▶ **STATED EXERCISE**: Pictures are not part of the copy; repeat everything else in the records exactly.

▶ **MATERIAL FOR THE TASK**:
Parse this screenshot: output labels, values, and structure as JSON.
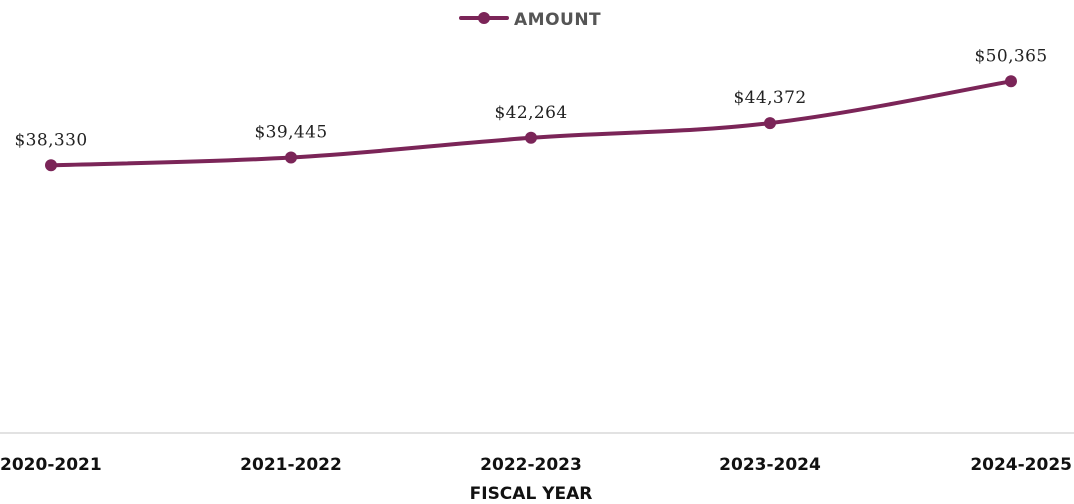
{
  "colors": {
    "series": "#7b2558",
    "axis": "#d9d9d9",
    "text": "#111111"
  },
  "chart_data": {
    "type": "line",
    "title": "",
    "xlabel": "FISCAL YEAR",
    "ylabel": "",
    "categories": [
      "2020-2021",
      "2021-2022",
      "2022-2023",
      "2023-2024",
      "2024-2025"
    ],
    "series": [
      {
        "name": "AMOUNT",
        "values": [
          38330,
          39445,
          42264,
          44372,
          50365
        ],
        "labels": [
          "$38,330",
          "$39,445",
          "$42,264",
          "$44,372",
          "$50,365"
        ]
      }
    ],
    "ylim": [
      0,
      62000
    ],
    "grid": false,
    "legend": "top-center",
    "line_shape": "smooth",
    "markers": true
  }
}
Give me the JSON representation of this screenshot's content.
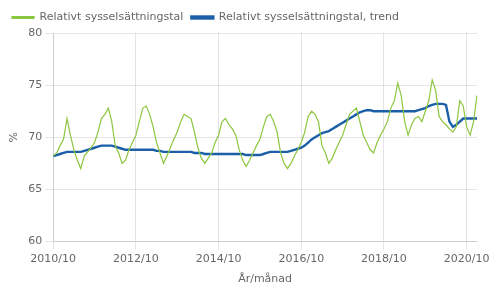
{
  "chart_data": {
    "type": "line",
    "xlabel": "År/månad",
    "ylabel": "%",
    "categories": [
      "2010/10",
      null,
      null,
      null,
      null,
      null,
      null,
      null,
      null,
      null,
      null,
      null,
      null,
      null,
      null,
      null,
      null,
      null,
      null,
      null,
      null,
      null,
      null,
      null,
      "2012/10",
      null,
      null,
      null,
      null,
      null,
      null,
      null,
      null,
      null,
      null,
      null,
      null,
      null,
      null,
      null,
      null,
      null,
      null,
      null,
      null,
      null,
      null,
      null,
      "2014/10",
      null,
      null,
      null,
      null,
      null,
      null,
      null,
      null,
      null,
      null,
      null,
      null,
      null,
      null,
      null,
      null,
      null,
      null,
      null,
      null,
      null,
      null,
      null,
      "2016/10",
      null,
      null,
      null,
      null,
      null,
      null,
      null,
      null,
      null,
      null,
      null,
      null,
      null,
      null,
      null,
      null,
      null,
      null,
      null,
      null,
      null,
      null,
      null,
      "2018/10",
      null,
      null,
      null,
      null,
      null,
      null,
      null,
      null,
      null,
      null,
      null,
      null,
      null,
      null,
      null,
      null,
      null,
      null,
      null,
      null,
      null,
      null,
      null,
      "2020/10",
      null,
      null,
      null
    ],
    "series": [
      {
        "name": "Relativt sysselsättningstal",
        "color": "#8dc63f",
        "values": [
          68.2,
          68.5,
          69.2,
          69.8,
          71.8,
          70.2,
          68.8,
          67.8,
          67.0,
          68.2,
          68.6,
          69.0,
          69.5,
          70.5,
          71.8,
          72.2,
          72.8,
          71.5,
          69.2,
          68.5,
          67.5,
          67.8,
          68.8,
          69.5,
          70.2,
          71.5,
          72.8,
          73.0,
          72.2,
          71.0,
          69.5,
          68.5,
          67.5,
          68.2,
          69.0,
          69.8,
          70.5,
          71.5,
          72.2,
          72.0,
          71.8,
          70.5,
          69.0,
          68.0,
          67.5,
          68.0,
          68.5,
          69.5,
          70.2,
          71.5,
          71.8,
          71.2,
          70.8,
          70.2,
          68.8,
          67.8,
          67.2,
          67.8,
          68.5,
          69.2,
          69.8,
          71.0,
          72.0,
          72.2,
          71.5,
          70.5,
          68.5,
          67.5,
          67.0,
          67.5,
          68.2,
          68.8,
          69.5,
          70.5,
          72.0,
          72.5,
          72.2,
          71.5,
          69.2,
          68.5,
          67.5,
          68.0,
          68.8,
          69.5,
          70.2,
          71.2,
          72.2,
          72.5,
          72.8,
          71.5,
          70.2,
          69.5,
          68.8,
          68.5,
          69.5,
          70.2,
          70.8,
          71.5,
          72.8,
          73.5,
          75.2,
          74.0,
          71.5,
          70.2,
          71.2,
          71.8,
          72.0,
          71.5,
          72.5,
          73.5,
          75.5,
          74.5,
          72.0,
          71.5,
          71.2,
          70.8,
          70.5,
          71.0,
          73.5,
          73.0,
          71.0,
          70.2,
          71.5,
          74.0
        ]
      },
      {
        "name": "Relativt sysselsättningstal, trend",
        "color": "#1a5fa8",
        "values": [
          68.2,
          68.3,
          68.4,
          68.5,
          68.6,
          68.6,
          68.6,
          68.6,
          68.6,
          68.7,
          68.8,
          68.9,
          69.0,
          69.1,
          69.2,
          69.2,
          69.2,
          69.2,
          69.1,
          69.0,
          68.9,
          68.8,
          68.8,
          68.8,
          68.8,
          68.8,
          68.8,
          68.8,
          68.8,
          68.8,
          68.7,
          68.7,
          68.6,
          68.6,
          68.6,
          68.6,
          68.6,
          68.6,
          68.6,
          68.6,
          68.6,
          68.5,
          68.5,
          68.5,
          68.4,
          68.4,
          68.4,
          68.4,
          68.4,
          68.4,
          68.4,
          68.4,
          68.4,
          68.4,
          68.4,
          68.4,
          68.3,
          68.3,
          68.3,
          68.3,
          68.3,
          68.4,
          68.5,
          68.6,
          68.6,
          68.6,
          68.6,
          68.6,
          68.6,
          68.7,
          68.8,
          68.9,
          69.0,
          69.2,
          69.5,
          69.8,
          70.0,
          70.2,
          70.4,
          70.5,
          70.6,
          70.8,
          71.0,
          71.2,
          71.4,
          71.6,
          71.8,
          72.0,
          72.2,
          72.4,
          72.5,
          72.6,
          72.6,
          72.5,
          72.5,
          72.5,
          72.5,
          72.5,
          72.5,
          72.5,
          72.5,
          72.5,
          72.5,
          72.5,
          72.5,
          72.5,
          72.6,
          72.7,
          72.8,
          73.0,
          73.1,
          73.2,
          73.2,
          73.2,
          73.1,
          71.5,
          71.0,
          71.2,
          71.5,
          71.8,
          71.8,
          71.8,
          71.8,
          71.8
        ]
      }
    ],
    "ylim": [
      60,
      80
    ],
    "yticks": [
      60,
      65,
      70,
      75,
      80
    ],
    "grid": true,
    "legend": "top"
  }
}
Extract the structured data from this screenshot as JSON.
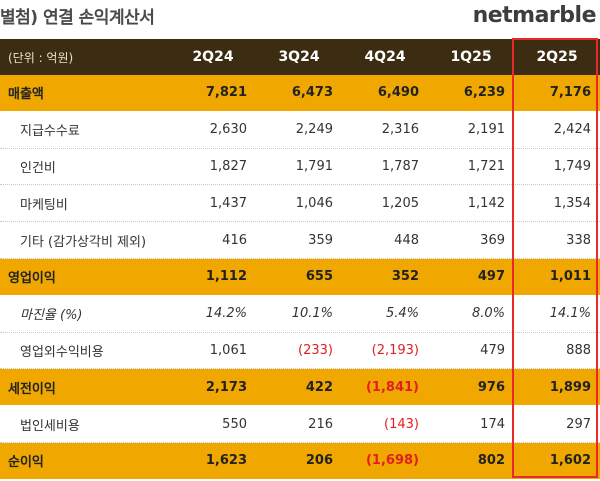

▶ **WORKED ANSWER**:
Parse this screenshot: output labels, values, and structure as JSON.
{
  "colors": {
    "series": "#7b2558",
    "axis": "#d9d9d9",
    "text": "#111111"
  },
  "chart_data": {
    "type": "line",
    "title": "",
    "xlabel": "FISCAL YEAR",
    "ylabel": "",
    "categories": [
      "2020-2021",
      "2021-2022",
      "2022-2023",
      "2023-2024",
      "2024-2025"
    ],
    "series": [
      {
        "name": "AMOUNT",
        "values": [
          38330,
          39445,
          42264,
          44372,
          50365
        ],
        "labels": [
          "$38,330",
          "$39,445",
          "$42,264",
          "$44,372",
          "$50,365"
        ]
      }
    ],
    "ylim": [
      0,
      62000
    ],
    "grid": false,
    "legend": "top-center",
    "line_shape": "smooth",
    "markers": true
  }
}
Give me the JSON representation of this screenshot's content.
{
  "chart_data": {
    "type": "line",
    "xlabel": "År/månad",
    "ylabel": "%",
    "categories": [
      "2010/10",
      null,
      null,
      null,
      null,
      null,
      null,
      null,
      null,
      null,
      null,
      null,
      null,
      null,
      null,
      null,
      null,
      null,
      null,
      null,
      null,
      null,
      null,
      null,
      "2012/10",
      null,
      null,
      null,
      null,
      null,
      null,
      null,
      null,
      null,
      null,
      null,
      null,
      null,
      null,
      null,
      null,
      null,
      null,
      null,
      null,
      null,
      null,
      null,
      "2014/10",
      null,
      null,
      null,
      null,
      null,
      null,
      null,
      null,
      null,
      null,
      null,
      null,
      null,
      null,
      null,
      null,
      null,
      null,
      null,
      null,
      null,
      null,
      null,
      "2016/10",
      null,
      null,
      null,
      null,
      null,
      null,
      null,
      null,
      null,
      null,
      null,
      null,
      null,
      null,
      null,
      null,
      null,
      null,
      null,
      null,
      null,
      null,
      null,
      "2018/10",
      null,
      null,
      null,
      null,
      null,
      null,
      null,
      null,
      null,
      null,
      null,
      null,
      null,
      null,
      null,
      null,
      null,
      null,
      null,
      null,
      null,
      null,
      null,
      "2020/10",
      null,
      null,
      null
    ],
    "series": [
      {
        "name": "Relativt sysselsättningstal",
        "color": "#8dc63f",
        "values": [
          68.2,
          68.5,
          69.2,
          69.8,
          71.8,
          70.2,
          68.8,
          67.8,
          67.0,
          68.2,
          68.6,
          69.0,
          69.5,
          70.5,
          71.8,
          72.2,
          72.8,
          71.5,
          69.2,
          68.5,
          67.5,
          67.8,
          68.8,
          69.5,
          70.2,
          71.5,
          72.8,
          73.0,
          72.2,
          71.0,
          69.5,
          68.5,
          67.5,
          68.2,
          69.0,
          69.8,
          70.5,
          71.5,
          72.2,
          72.0,
          71.8,
          70.5,
          69.0,
          68.0,
          67.5,
          68.0,
          68.5,
          69.5,
          70.2,
          71.5,
          71.8,
          71.2,
          70.8,
          70.2,
          68.8,
          67.8,
          67.2,
          67.8,
          68.5,
          69.2,
          69.8,
          71.0,
          72.0,
          72.2,
          71.5,
          70.5,
          68.5,
          67.5,
          67.0,
          67.5,
          68.2,
          68.8,
          69.5,
          70.5,
          72.0,
          72.5,
          72.2,
          71.5,
          69.2,
          68.5,
          67.5,
          68.0,
          68.8,
          69.5,
          70.2,
          71.2,
          72.2,
          72.5,
          72.8,
          71.5,
          70.2,
          69.5,
          68.8,
          68.5,
          69.5,
          70.2,
          70.8,
          71.5,
          72.8,
          73.5,
          75.2,
          74.0,
          71.5,
          70.2,
          71.2,
          71.8,
          72.0,
          71.5,
          72.5,
          73.5,
          75.5,
          74.5,
          72.0,
          71.5,
          71.2,
          70.8,
          70.5,
          71.0,
          73.5,
          73.0,
          71.0,
          70.2,
          71.5,
          74.0
        ]
      },
      {
        "name": "Relativt sysselsättningstal, trend",
        "color": "#1a5fa8",
        "values": [
          68.2,
          68.3,
          68.4,
          68.5,
          68.6,
          68.6,
          68.6,
          68.6,
          68.6,
          68.7,
          68.8,
          68.9,
          69.0,
          69.1,
          69.2,
          69.2,
          69.2,
          69.2,
          69.1,
          69.0,
          68.9,
          68.8,
          68.8,
          68.8,
          68.8,
          68.8,
          68.8,
          68.8,
          68.8,
          68.8,
          68.7,
          68.7,
          68.6,
          68.6,
          68.6,
          68.6,
          68.6,
          68.6,
          68.6,
          68.6,
          68.6,
          68.5,
          68.5,
          68.5,
          68.4,
          68.4,
          68.4,
          68.4,
          68.4,
          68.4,
          68.4,
          68.4,
          68.4,
          68.4,
          68.4,
          68.4,
          68.3,
          68.3,
          68.3,
          68.3,
          68.3,
          68.4,
          68.5,
          68.6,
          68.6,
          68.6,
          68.6,
          68.6,
          68.6,
          68.7,
          68.8,
          68.9,
          69.0,
          69.2,
          69.5,
          69.8,
          70.0,
          70.2,
          70.4,
          70.5,
          70.6,
          70.8,
          71.0,
          71.2,
          71.4,
          71.6,
          71.8,
          72.0,
          72.2,
          72.4,
          72.5,
          72.6,
          72.6,
          72.5,
          72.5,
          72.5,
          72.5,
          72.5,
          72.5,
          72.5,
          72.5,
          72.5,
          72.5,
          72.5,
          72.5,
          72.5,
          72.6,
          72.7,
          72.8,
          73.0,
          73.1,
          73.2,
          73.2,
          73.2,
          73.1,
          71.5,
          71.0,
          71.2,
          71.5,
          71.8,
          71.8,
          71.8,
          71.8,
          71.8
        ]
      }
    ],
    "ylim": [
      60,
      80
    ],
    "yticks": [
      60,
      65,
      70,
      75,
      80
    ],
    "grid": true,
    "legend": "top"
  }
}
Extract the structured data from this screenshot as JSON.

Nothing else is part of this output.